>> START Material shown

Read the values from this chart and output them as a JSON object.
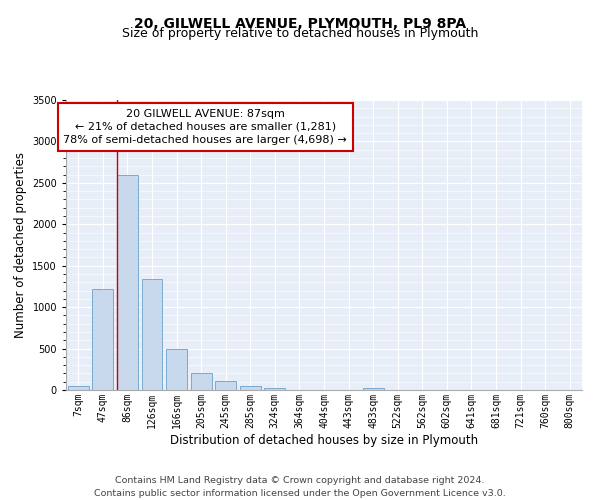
{
  "title1": "20, GILWELL AVENUE, PLYMOUTH, PL9 8PA",
  "title2": "Size of property relative to detached houses in Plymouth",
  "xlabel": "Distribution of detached houses by size in Plymouth",
  "ylabel": "Number of detached properties",
  "bar_labels": [
    "7sqm",
    "47sqm",
    "86sqm",
    "126sqm",
    "166sqm",
    "205sqm",
    "245sqm",
    "285sqm",
    "324sqm",
    "364sqm",
    "404sqm",
    "443sqm",
    "483sqm",
    "522sqm",
    "562sqm",
    "602sqm",
    "641sqm",
    "681sqm",
    "721sqm",
    "760sqm",
    "800sqm"
  ],
  "bar_values": [
    50,
    1220,
    2590,
    1340,
    500,
    200,
    110,
    50,
    30,
    0,
    0,
    0,
    30,
    0,
    0,
    0,
    0,
    0,
    0,
    0,
    0
  ],
  "bar_color": "#c8d9ee",
  "bar_edge_color": "#7aaad0",
  "vline_color": "#cc0000",
  "ylim": [
    0,
    3500
  ],
  "yticks": [
    0,
    500,
    1000,
    1500,
    2000,
    2500,
    3000,
    3500
  ],
  "annotation_box_text": "20 GILWELL AVENUE: 87sqm\n← 21% of detached houses are smaller (1,281)\n78% of semi-detached houses are larger (4,698) →",
  "footnote1": "Contains HM Land Registry data © Crown copyright and database right 2024.",
  "footnote2": "Contains public sector information licensed under the Open Government Licence v3.0.",
  "bg_color": "#ffffff",
  "plot_bg_color": "#e8eef8",
  "grid_color": "#ffffff",
  "title1_fontsize": 10,
  "title2_fontsize": 9,
  "axis_label_fontsize": 8.5,
  "tick_fontsize": 7,
  "annotation_fontsize": 8,
  "footnote_fontsize": 6.8
}
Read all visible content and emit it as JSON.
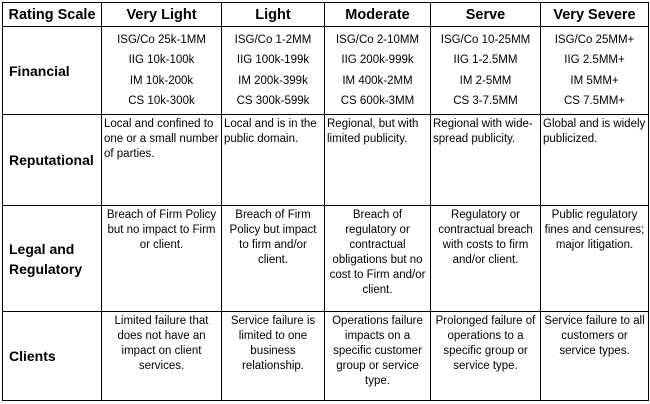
{
  "header": {
    "corner": "Rating Scale",
    "columns": [
      "Very Light",
      "Light",
      "Moderate",
      "Serve",
      "Very Severe"
    ]
  },
  "rows": {
    "financial": {
      "label": "Financial",
      "cells": [
        [
          "ISG/Co 25k-1MM",
          "IIG 10k-100k",
          "IM 10k-200k",
          "CS 10k-300k"
        ],
        [
          "ISG/Co 1-2MM",
          "IIG 100k-199k",
          "IM 200k-399k",
          "CS 300k-599k"
        ],
        [
          "ISG/Co 2-10MM",
          "IIG 200k-999k",
          "IM 400k-2MM",
          "CS 600k-3MM"
        ],
        [
          "ISG/Co 10-25MM",
          "IIG 1-2.5MM",
          "IM 2-5MM",
          "CS 3-7.5MM"
        ],
        [
          "ISG/Co 25MM+",
          "IIG 2.5MM+",
          "IM 5MM+",
          "CS 7.5MM+"
        ]
      ]
    },
    "reputational": {
      "label": "Reputational",
      "cells": [
        "Local and confined to one or a small number of parties.",
        "Local and is in the public domain.",
        "Regional, but with limited publicity.",
        "Regional with wide-spread publicity.",
        "Global and is widely publicized."
      ]
    },
    "legal": {
      "label": "Legal and Regulatory",
      "cells": [
        "Breach of Firm Policy but no impact to Firm or client.",
        "Breach of Firm Policy but impact to firm and/or client.",
        "Breach of regulatory or contractual obligations but no cost to Firm and/or client.",
        "Regulatory or contractual breach with costs to firm and/or client.",
        "Public regulatory fines and censures; major litigation."
      ]
    },
    "clients": {
      "label": "Clients",
      "cells": [
        "Limited failure that does not have an impact on client services.",
        "Service failure is limited to one business relationship.",
        "Operations failure impacts on a specific customer group or service type.",
        "Prolonged failure of operations to a specific group or service type.",
        "Service failure to all customers or service types."
      ]
    }
  }
}
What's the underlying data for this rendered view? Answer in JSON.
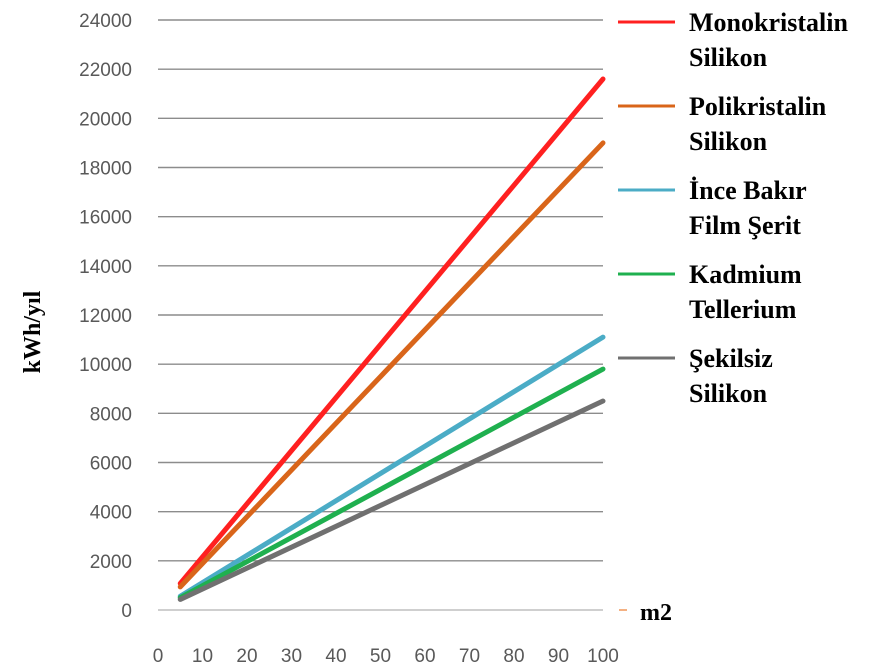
{
  "chart_data": {
    "type": "line",
    "ylabel": "kWh/yıl",
    "xunit": "m2",
    "x": [
      5,
      100
    ],
    "xticks": [
      0,
      10,
      20,
      30,
      40,
      50,
      60,
      70,
      80,
      90,
      100
    ],
    "yticks": [
      0,
      2000,
      4000,
      6000,
      8000,
      10000,
      12000,
      14000,
      16000,
      18000,
      20000,
      22000,
      24000
    ],
    "xlim": [
      0,
      100
    ],
    "ylim": [
      0,
      24000
    ],
    "grid": "horizontal",
    "legend_position": "right",
    "series": [
      {
        "name_lines": [
          "Monokristalin",
          "Silikon"
        ],
        "color": "#ff2020",
        "values": [
          1080,
          21600
        ]
      },
      {
        "name_lines": [
          "Polikristalin",
          "Silikon"
        ],
        "color": "#d9651a",
        "values": [
          940,
          19000
        ]
      },
      {
        "name_lines": [
          "İnce Bakır",
          "Film Şerit"
        ],
        "color": "#4bacc6",
        "values": [
          560,
          11100
        ]
      },
      {
        "name_lines": [
          "Kadmium",
          "Tellerium"
        ],
        "color": "#1fb04f",
        "values": [
          500,
          9800
        ]
      },
      {
        "name_lines": [
          "Şekilsiz",
          "Silikon"
        ],
        "color": "#707070",
        "values": [
          430,
          8500
        ]
      }
    ]
  }
}
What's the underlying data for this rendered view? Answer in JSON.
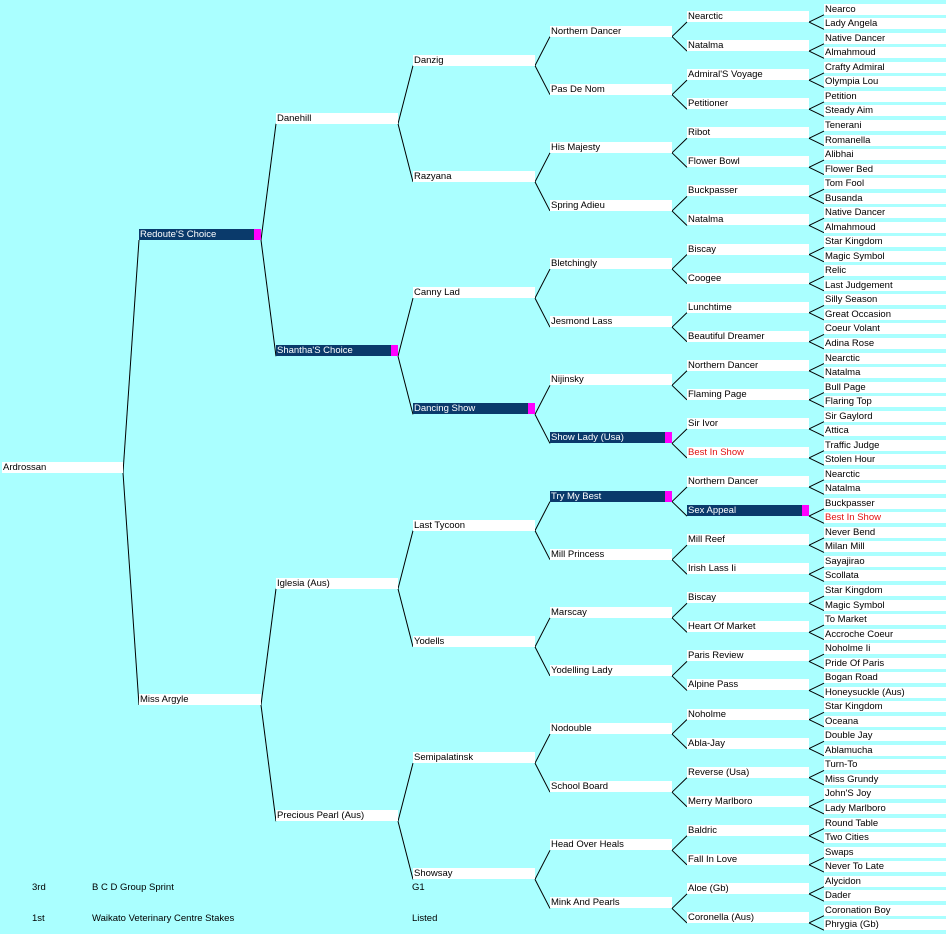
{
  "pedigree": {
    "name": "Ardrossan",
    "sire": {
      "name": "Redoute'S Choice",
      "highlight": true,
      "sire": {
        "name": "Danehill",
        "sire": {
          "name": "Danzig",
          "sire": {
            "name": "Northern Dancer",
            "sire": {
              "name": "Nearctic",
              "sire": {
                "name": "Nearco"
              },
              "dam": {
                "name": "Lady Angela"
              }
            },
            "dam": {
              "name": "Natalma",
              "sire": {
                "name": "Native Dancer"
              },
              "dam": {
                "name": "Almahmoud"
              }
            }
          },
          "dam": {
            "name": "Pas De Nom",
            "sire": {
              "name": "Admiral'S Voyage",
              "sire": {
                "name": "Crafty Admiral"
              },
              "dam": {
                "name": "Olympia Lou"
              }
            },
            "dam": {
              "name": "Petitioner",
              "sire": {
                "name": "Petition"
              },
              "dam": {
                "name": "Steady Aim"
              }
            }
          }
        },
        "dam": {
          "name": "Razyana",
          "sire": {
            "name": "His Majesty",
            "sire": {
              "name": "Ribot",
              "sire": {
                "name": "Tenerani"
              },
              "dam": {
                "name": "Romanella"
              }
            },
            "dam": {
              "name": "Flower Bowl",
              "sire": {
                "name": "Alibhai"
              },
              "dam": {
                "name": "Flower Bed"
              }
            }
          },
          "dam": {
            "name": "Spring Adieu",
            "sire": {
              "name": "Buckpasser",
              "sire": {
                "name": "Tom Fool"
              },
              "dam": {
                "name": "Busanda"
              }
            },
            "dam": {
              "name": "Natalma",
              "sire": {
                "name": "Native Dancer"
              },
              "dam": {
                "name": "Almahmoud"
              }
            }
          }
        }
      },
      "dam": {
        "name": "Shantha'S Choice",
        "highlight": true,
        "sire": {
          "name": "Canny Lad",
          "sire": {
            "name": "Bletchingly",
            "sire": {
              "name": "Biscay",
              "sire": {
                "name": "Star Kingdom"
              },
              "dam": {
                "name": "Magic Symbol"
              }
            },
            "dam": {
              "name": "Coogee",
              "sire": {
                "name": "Relic"
              },
              "dam": {
                "name": "Last Judgement"
              }
            }
          },
          "dam": {
            "name": "Jesmond Lass",
            "sire": {
              "name": "Lunchtime",
              "sire": {
                "name": "Silly Season"
              },
              "dam": {
                "name": "Great Occasion"
              }
            },
            "dam": {
              "name": "Beautiful Dreamer",
              "sire": {
                "name": "Coeur Volant"
              },
              "dam": {
                "name": "Adina Rose"
              }
            }
          }
        },
        "dam": {
          "name": "Dancing Show",
          "highlight": true,
          "sire": {
            "name": "Nijinsky",
            "sire": {
              "name": "Northern Dancer",
              "sire": {
                "name": "Nearctic"
              },
              "dam": {
                "name": "Natalma"
              }
            },
            "dam": {
              "name": "Flaming Page",
              "sire": {
                "name": "Bull Page"
              },
              "dam": {
                "name": "Flaring Top"
              }
            }
          },
          "dam": {
            "name": "Show Lady (Usa)",
            "highlight": true,
            "sire": {
              "name": "Sir Ivor",
              "sire": {
                "name": "Sir Gaylord"
              },
              "dam": {
                "name": "Attica"
              }
            },
            "dam": {
              "name": "Best In Show",
              "red": true,
              "sire": {
                "name": "Traffic Judge"
              },
              "dam": {
                "name": "Stolen Hour"
              }
            }
          }
        }
      }
    },
    "dam": {
      "name": "Miss Argyle",
      "sire": {
        "name": "Iglesia (Aus)",
        "sire": {
          "name": "Last Tycoon",
          "sire": {
            "name": "Try My Best",
            "highlight": true,
            "sire": {
              "name": "Northern Dancer",
              "sire": {
                "name": "Nearctic"
              },
              "dam": {
                "name": "Natalma"
              }
            },
            "dam": {
              "name": "Sex Appeal",
              "highlight": true,
              "sire": {
                "name": "Buckpasser"
              },
              "dam": {
                "name": "Best In Show",
                "red": true
              }
            }
          },
          "dam": {
            "name": "Mill Princess",
            "sire": {
              "name": "Mill Reef",
              "sire": {
                "name": "Never Bend"
              },
              "dam": {
                "name": "Milan Mill"
              }
            },
            "dam": {
              "name": "Irish Lass Ii",
              "sire": {
                "name": "Sayajirao"
              },
              "dam": {
                "name": "Scollata"
              }
            }
          }
        },
        "dam": {
          "name": "Yodells",
          "sire": {
            "name": "Marscay",
            "sire": {
              "name": "Biscay",
              "sire": {
                "name": "Star Kingdom"
              },
              "dam": {
                "name": "Magic Symbol"
              }
            },
            "dam": {
              "name": "Heart Of Market",
              "sire": {
                "name": "To Market"
              },
              "dam": {
                "name": "Accroche Coeur"
              }
            }
          },
          "dam": {
            "name": "Yodelling Lady",
            "sire": {
              "name": "Paris Review",
              "sire": {
                "name": "Noholme Ii"
              },
              "dam": {
                "name": "Pride Of Paris"
              }
            },
            "dam": {
              "name": "Alpine Pass",
              "sire": {
                "name": "Bogan Road"
              },
              "dam": {
                "name": "Honeysuckle (Aus)"
              }
            }
          }
        }
      },
      "dam": {
        "name": "Precious Pearl (Aus)",
        "sire": {
          "name": "Semipalatinsk",
          "sire": {
            "name": "Nodouble",
            "sire": {
              "name": "Noholme",
              "sire": {
                "name": "Star Kingdom"
              },
              "dam": {
                "name": "Oceana"
              }
            },
            "dam": {
              "name": "Abla-Jay",
              "sire": {
                "name": "Double Jay"
              },
              "dam": {
                "name": "Ablamucha"
              }
            }
          },
          "dam": {
            "name": "School Board",
            "sire": {
              "name": "Reverse (Usa)",
              "sire": {
                "name": "Turn-To"
              },
              "dam": {
                "name": "Miss Grundy"
              }
            },
            "dam": {
              "name": "Merry Marlboro",
              "sire": {
                "name": "John'S Joy"
              },
              "dam": {
                "name": "Lady Marlboro"
              }
            }
          }
        },
        "dam": {
          "name": "Showsay",
          "sire": {
            "name": "Head Over Heals",
            "sire": {
              "name": "Baldric",
              "sire": {
                "name": "Round Table"
              },
              "dam": {
                "name": "Two Cities"
              }
            },
            "dam": {
              "name": "Fall In Love",
              "sire": {
                "name": "Swaps"
              },
              "dam": {
                "name": "Never To Late"
              }
            }
          },
          "dam": {
            "name": "Mink And Pearls",
            "sire": {
              "name": "Aloe (Gb)",
              "sire": {
                "name": "Alycidon"
              },
              "dam": {
                "name": "Dader"
              }
            },
            "dam": {
              "name": "Coronella (Aus)",
              "sire": {
                "name": "Coronation Boy"
              },
              "dam": {
                "name": "Phrygia (Gb)"
              }
            }
          }
        }
      }
    }
  },
  "races": [
    {
      "place": "3rd",
      "race": "B C D Group Sprint",
      "grade": "G1"
    },
    {
      "place": "1st",
      "race": "Waikato Veterinary Centre Stakes",
      "grade": "Listed"
    }
  ],
  "colors": {
    "background": "#aaffff",
    "node": "#ffffff",
    "highlight": "#0a3a6b",
    "marker": "#ff00ff",
    "red_text": "#e01010"
  }
}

>> END Material shown

From the entries above, pull out each line that includes "right".

  "footnote1": "Contains HM Land Registry data © Crown copyright and database right 2024.",
    "legend_position": "right",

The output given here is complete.